- _Required task_: Transcribe the listing exactly, leaving out every picture.

— START —

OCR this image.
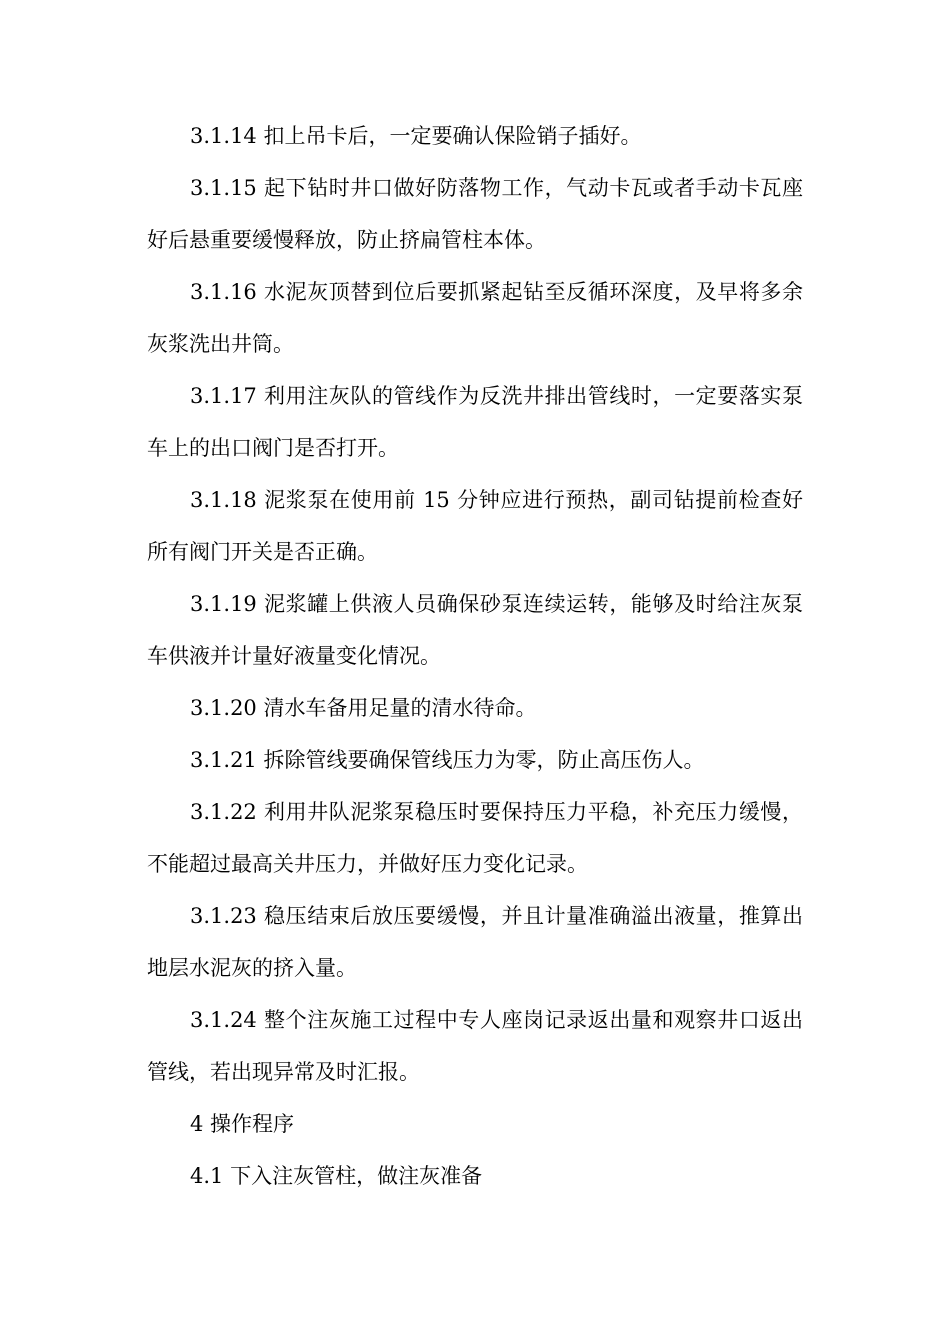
3.1.14 扣上吊卡后，一定要确认保险销子插好。

3.1.15 起下钻时井口做好防落物工作，气动卡瓦或者手动卡瓦座好后悬重要缓慢释放，防止挤扁管柱本体。

3.1.16 水泥灰顶替到位后要抓紧起钻至反循环深度，及早将多余灰浆洗出井筒。

3.1.17 利用注灰队的管线作为反洗井排出管线时，一定要落实泵车上的出口阀门是否打开。

3.1.18 泥浆泵在使用前 15 分钟应进行预热，副司钻提前检查好所有阀门开关是否正确。

3.1.19 泥浆罐上供液人员确保砂泵连续运转，能够及时给注灰泵车供液并计量好液量变化情况。

3.1.20 清水车备用足量的清水待命。

3.1.21 拆除管线要确保管线压力为零，防止高压伤人。

3.1.22 利用井队泥浆泵稳压时要保持压力平稳，补充压力缓慢，不能超过最高关井压力，并做好压力变化记录。

3.1.23 稳压结束后放压要缓慢，并且计量准确溢出液量，推算出地层水泥灰的挤入量。

3.1.24 整个注灰施工过程中专人座岗记录返出量和观察井口返出管线，若出现异常及时汇报。

4 操作程序

4.1 下入注灰管柱，做注灰准备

— END —

- _The response_:
OCR this image.
3.1.14 扣上吊卡后，一定要确认保险销子插好。

3.1.15 起下钻时井口做好防落物工作，气动卡瓦或者手动卡瓦座好后悬重要缓慢释放，防止挤扁管柱本体。

3.1.16 水泥灰顶替到位后要抓紧起钻至反循环深度，及早将多余灰浆洗出井筒。

3.1.17 利用注灰队的管线作为反洗井排出管线时，一定要落实泵车上的出口阀门是否打开。

3.1.18 泥浆泵在使用前 15 分钟应进行预热，副司钻提前检查好所有阀门开关是否正确。

3.1.19 泥浆罐上供液人员确保砂泵连续运转，能够及时给注灰泵车供液并计量好液量变化情况。

3.1.20 清水车备用足量的清水待命。

3.1.21 拆除管线要确保管线压力为零，防止高压伤人。

3.1.22 利用井队泥浆泵稳压时要保持压力平稳，补充压力缓慢，不能超过最高关井压力，并做好压力变化记录。

3.1.23 稳压结束后放压要缓慢，并且计量准确溢出液量，推算出地层水泥灰的挤入量。

3.1.24 整个注灰施工过程中专人座岗记录返出量和观察井口返出管线，若出现异常及时汇报。

4 操作程序

4.1 下入注灰管柱，做注灰准备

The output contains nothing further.